→ Goal of the exercise: In the data, extract each line that holds the string "아드레날린".
■ ■ ■ ■ ■
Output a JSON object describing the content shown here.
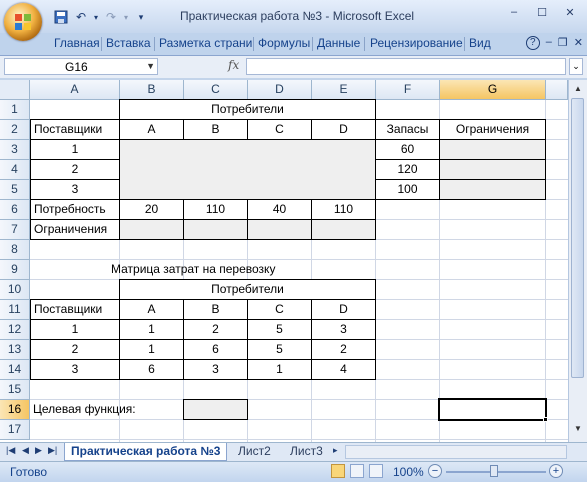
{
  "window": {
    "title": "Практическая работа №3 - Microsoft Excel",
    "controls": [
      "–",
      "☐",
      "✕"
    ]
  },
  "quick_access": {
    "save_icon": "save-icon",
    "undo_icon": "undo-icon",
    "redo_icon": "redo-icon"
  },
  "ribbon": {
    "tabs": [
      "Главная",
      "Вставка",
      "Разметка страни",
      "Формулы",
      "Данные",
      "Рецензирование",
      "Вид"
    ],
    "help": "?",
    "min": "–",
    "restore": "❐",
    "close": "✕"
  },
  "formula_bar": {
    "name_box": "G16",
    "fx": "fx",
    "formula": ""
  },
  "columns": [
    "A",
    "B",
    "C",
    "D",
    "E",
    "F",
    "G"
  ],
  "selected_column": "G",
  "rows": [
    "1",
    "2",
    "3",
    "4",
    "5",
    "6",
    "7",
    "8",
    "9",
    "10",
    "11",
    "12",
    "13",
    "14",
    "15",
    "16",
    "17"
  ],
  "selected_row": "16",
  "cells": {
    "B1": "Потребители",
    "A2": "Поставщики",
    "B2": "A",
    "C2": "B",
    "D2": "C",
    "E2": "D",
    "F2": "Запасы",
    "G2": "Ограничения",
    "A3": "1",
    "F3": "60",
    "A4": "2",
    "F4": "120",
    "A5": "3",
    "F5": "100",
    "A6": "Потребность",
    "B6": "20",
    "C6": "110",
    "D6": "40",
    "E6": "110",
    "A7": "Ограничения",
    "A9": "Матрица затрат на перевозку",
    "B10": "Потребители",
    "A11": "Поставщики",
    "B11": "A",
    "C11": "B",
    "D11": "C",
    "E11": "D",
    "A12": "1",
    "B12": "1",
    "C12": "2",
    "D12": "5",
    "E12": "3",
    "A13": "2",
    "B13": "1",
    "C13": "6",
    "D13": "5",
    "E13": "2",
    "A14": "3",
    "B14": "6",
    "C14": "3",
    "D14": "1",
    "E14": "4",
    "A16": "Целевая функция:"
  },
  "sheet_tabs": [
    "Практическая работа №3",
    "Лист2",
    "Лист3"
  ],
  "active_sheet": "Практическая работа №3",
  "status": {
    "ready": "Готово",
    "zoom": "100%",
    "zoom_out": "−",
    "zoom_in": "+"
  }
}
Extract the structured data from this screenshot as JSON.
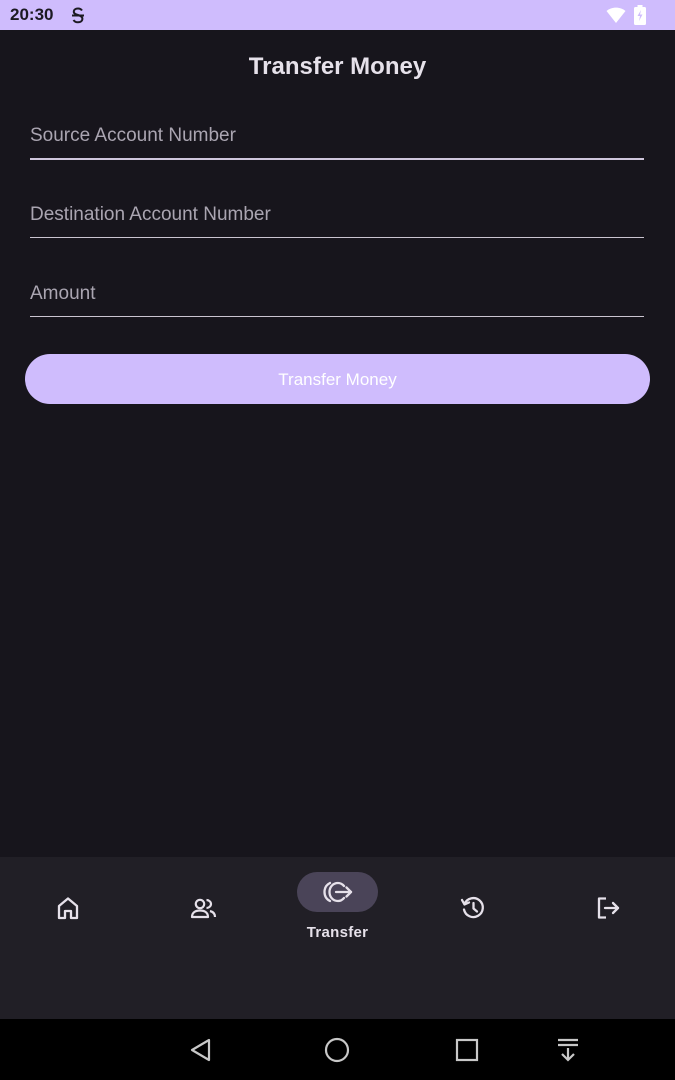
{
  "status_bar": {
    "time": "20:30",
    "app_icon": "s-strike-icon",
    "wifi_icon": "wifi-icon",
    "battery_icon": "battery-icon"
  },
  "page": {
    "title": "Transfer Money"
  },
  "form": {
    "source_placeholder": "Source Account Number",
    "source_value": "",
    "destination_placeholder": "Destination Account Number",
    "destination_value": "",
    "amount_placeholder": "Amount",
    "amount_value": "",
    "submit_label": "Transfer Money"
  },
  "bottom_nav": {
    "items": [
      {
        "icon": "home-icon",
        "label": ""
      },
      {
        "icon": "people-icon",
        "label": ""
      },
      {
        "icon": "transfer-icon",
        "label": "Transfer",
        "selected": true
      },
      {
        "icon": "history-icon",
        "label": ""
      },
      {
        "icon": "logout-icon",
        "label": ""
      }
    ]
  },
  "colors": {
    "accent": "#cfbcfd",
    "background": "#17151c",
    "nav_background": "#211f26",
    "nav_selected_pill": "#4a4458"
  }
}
■ ■ ■ ■ ■
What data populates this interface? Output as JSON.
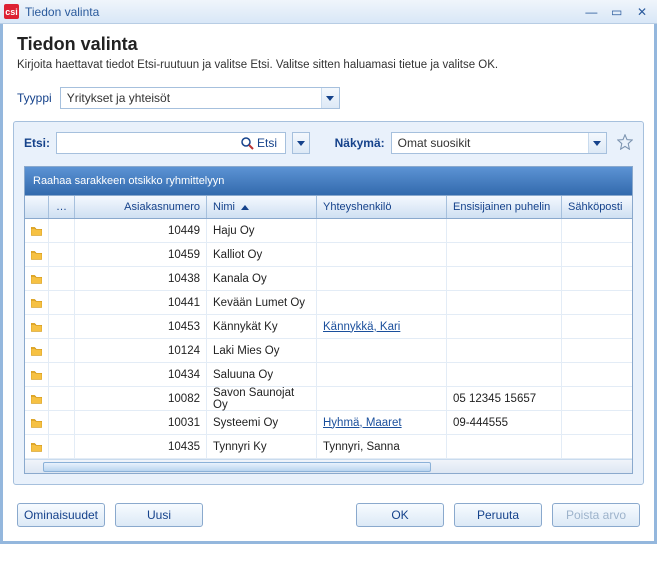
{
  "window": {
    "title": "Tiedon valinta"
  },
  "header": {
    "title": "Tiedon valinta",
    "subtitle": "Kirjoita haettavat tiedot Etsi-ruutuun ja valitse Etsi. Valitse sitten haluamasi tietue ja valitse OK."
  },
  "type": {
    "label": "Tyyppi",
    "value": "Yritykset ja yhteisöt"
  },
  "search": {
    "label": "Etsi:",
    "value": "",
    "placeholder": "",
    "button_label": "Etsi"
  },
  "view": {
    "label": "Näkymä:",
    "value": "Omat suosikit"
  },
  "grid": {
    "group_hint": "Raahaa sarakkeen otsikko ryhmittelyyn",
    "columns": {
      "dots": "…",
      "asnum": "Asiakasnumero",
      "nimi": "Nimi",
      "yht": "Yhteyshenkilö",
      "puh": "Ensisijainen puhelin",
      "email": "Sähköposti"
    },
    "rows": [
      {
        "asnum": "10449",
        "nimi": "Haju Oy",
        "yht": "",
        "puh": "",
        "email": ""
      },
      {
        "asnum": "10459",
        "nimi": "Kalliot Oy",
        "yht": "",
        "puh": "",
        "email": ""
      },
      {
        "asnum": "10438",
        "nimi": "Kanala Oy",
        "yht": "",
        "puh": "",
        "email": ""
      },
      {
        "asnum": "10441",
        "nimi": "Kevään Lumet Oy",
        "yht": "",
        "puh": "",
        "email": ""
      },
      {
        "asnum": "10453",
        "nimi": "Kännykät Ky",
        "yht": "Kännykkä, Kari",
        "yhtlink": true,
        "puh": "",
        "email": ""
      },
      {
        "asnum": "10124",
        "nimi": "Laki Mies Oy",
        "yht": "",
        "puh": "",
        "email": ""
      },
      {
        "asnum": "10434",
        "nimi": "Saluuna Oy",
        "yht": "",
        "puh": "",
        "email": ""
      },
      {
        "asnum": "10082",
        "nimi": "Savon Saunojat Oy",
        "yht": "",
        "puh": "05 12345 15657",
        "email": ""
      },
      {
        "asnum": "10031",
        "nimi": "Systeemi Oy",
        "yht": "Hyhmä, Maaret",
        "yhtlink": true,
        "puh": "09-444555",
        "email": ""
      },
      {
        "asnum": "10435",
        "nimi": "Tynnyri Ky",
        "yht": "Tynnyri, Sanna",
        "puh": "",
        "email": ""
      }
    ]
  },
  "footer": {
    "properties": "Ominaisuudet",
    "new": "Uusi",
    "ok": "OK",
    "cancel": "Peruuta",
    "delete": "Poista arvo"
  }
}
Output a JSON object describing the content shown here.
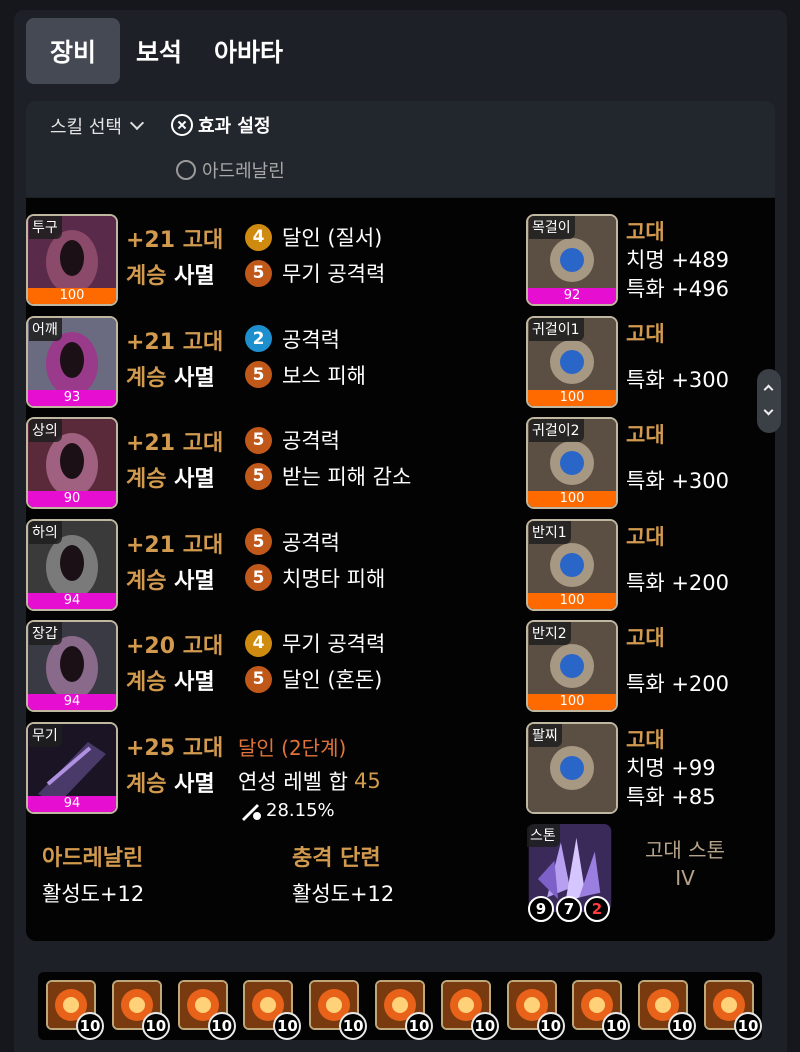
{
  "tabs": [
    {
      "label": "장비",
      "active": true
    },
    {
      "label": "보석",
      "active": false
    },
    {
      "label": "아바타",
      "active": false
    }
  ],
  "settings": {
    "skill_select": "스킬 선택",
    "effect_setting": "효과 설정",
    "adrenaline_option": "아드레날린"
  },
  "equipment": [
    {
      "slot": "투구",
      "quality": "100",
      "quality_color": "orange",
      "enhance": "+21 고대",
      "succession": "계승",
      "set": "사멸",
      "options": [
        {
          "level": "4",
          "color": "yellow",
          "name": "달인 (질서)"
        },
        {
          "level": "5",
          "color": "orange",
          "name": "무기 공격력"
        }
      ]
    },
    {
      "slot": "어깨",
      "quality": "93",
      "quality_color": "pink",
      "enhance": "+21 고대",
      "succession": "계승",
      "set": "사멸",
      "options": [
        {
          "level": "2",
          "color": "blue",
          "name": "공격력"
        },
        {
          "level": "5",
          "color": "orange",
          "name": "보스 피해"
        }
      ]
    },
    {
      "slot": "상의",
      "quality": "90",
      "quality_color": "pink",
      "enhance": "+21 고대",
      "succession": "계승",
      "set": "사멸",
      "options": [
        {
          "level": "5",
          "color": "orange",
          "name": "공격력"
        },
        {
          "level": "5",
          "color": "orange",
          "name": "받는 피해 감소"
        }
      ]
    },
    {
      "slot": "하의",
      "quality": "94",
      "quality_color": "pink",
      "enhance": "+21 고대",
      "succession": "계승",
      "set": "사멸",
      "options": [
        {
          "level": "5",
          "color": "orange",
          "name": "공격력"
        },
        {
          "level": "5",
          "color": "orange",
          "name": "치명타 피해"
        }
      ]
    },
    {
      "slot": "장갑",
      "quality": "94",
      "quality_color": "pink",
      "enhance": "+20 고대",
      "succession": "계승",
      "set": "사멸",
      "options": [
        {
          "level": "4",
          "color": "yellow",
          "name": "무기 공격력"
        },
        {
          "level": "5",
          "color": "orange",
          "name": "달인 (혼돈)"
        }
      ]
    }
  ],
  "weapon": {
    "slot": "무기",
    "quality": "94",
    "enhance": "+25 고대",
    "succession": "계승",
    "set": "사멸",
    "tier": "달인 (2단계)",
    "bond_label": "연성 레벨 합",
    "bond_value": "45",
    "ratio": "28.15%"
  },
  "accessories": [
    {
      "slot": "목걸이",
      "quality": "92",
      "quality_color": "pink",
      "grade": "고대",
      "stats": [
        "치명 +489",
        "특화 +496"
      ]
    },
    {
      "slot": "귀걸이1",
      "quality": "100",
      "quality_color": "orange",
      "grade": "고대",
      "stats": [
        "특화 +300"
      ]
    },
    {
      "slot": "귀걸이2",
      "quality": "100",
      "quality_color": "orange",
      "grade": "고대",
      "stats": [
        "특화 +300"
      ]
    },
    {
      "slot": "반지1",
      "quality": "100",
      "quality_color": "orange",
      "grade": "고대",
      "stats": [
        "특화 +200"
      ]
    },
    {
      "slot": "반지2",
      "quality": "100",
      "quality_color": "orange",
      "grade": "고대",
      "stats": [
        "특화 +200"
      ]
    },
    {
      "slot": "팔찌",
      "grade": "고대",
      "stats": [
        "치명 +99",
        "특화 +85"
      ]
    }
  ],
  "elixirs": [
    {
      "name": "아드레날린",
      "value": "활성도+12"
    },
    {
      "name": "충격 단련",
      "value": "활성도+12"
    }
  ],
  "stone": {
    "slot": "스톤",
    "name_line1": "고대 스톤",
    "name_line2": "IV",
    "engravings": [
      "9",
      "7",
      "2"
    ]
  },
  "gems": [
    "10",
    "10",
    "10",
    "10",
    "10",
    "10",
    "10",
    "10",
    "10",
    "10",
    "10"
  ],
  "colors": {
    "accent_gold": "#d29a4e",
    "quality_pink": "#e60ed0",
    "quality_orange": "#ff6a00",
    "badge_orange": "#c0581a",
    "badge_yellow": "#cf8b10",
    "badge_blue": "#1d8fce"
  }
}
■ ■ ■ ■ ■
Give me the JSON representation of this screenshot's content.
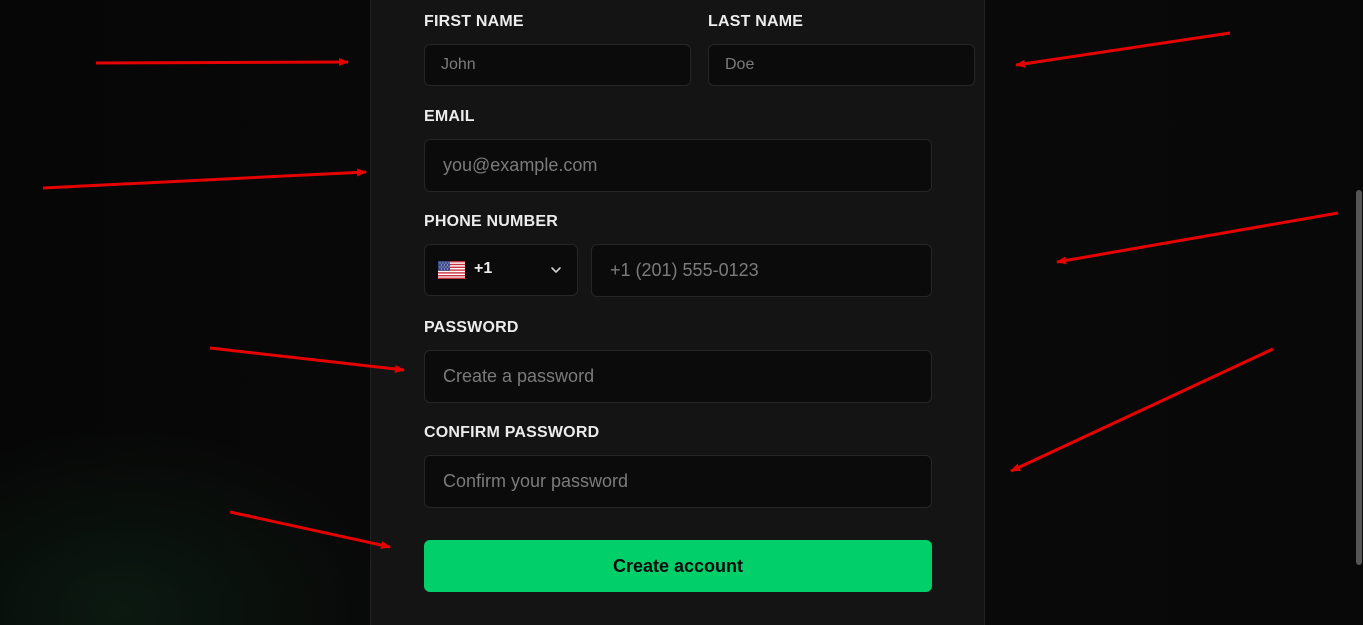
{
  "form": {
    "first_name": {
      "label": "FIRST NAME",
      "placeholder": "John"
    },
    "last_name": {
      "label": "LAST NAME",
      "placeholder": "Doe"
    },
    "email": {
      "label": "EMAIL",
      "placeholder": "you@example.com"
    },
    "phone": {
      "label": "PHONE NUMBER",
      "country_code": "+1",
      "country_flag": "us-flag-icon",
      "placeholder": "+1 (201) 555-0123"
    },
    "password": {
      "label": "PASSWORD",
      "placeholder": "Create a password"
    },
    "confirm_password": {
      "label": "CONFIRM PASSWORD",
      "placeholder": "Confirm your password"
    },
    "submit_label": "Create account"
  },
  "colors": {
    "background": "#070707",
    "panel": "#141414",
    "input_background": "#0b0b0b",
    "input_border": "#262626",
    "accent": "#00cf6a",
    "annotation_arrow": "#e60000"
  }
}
■ ■ ■ ■ ■
→ Problem solution:
    "adrenaline_option": "아드레날린"
      "name": "아드레날린",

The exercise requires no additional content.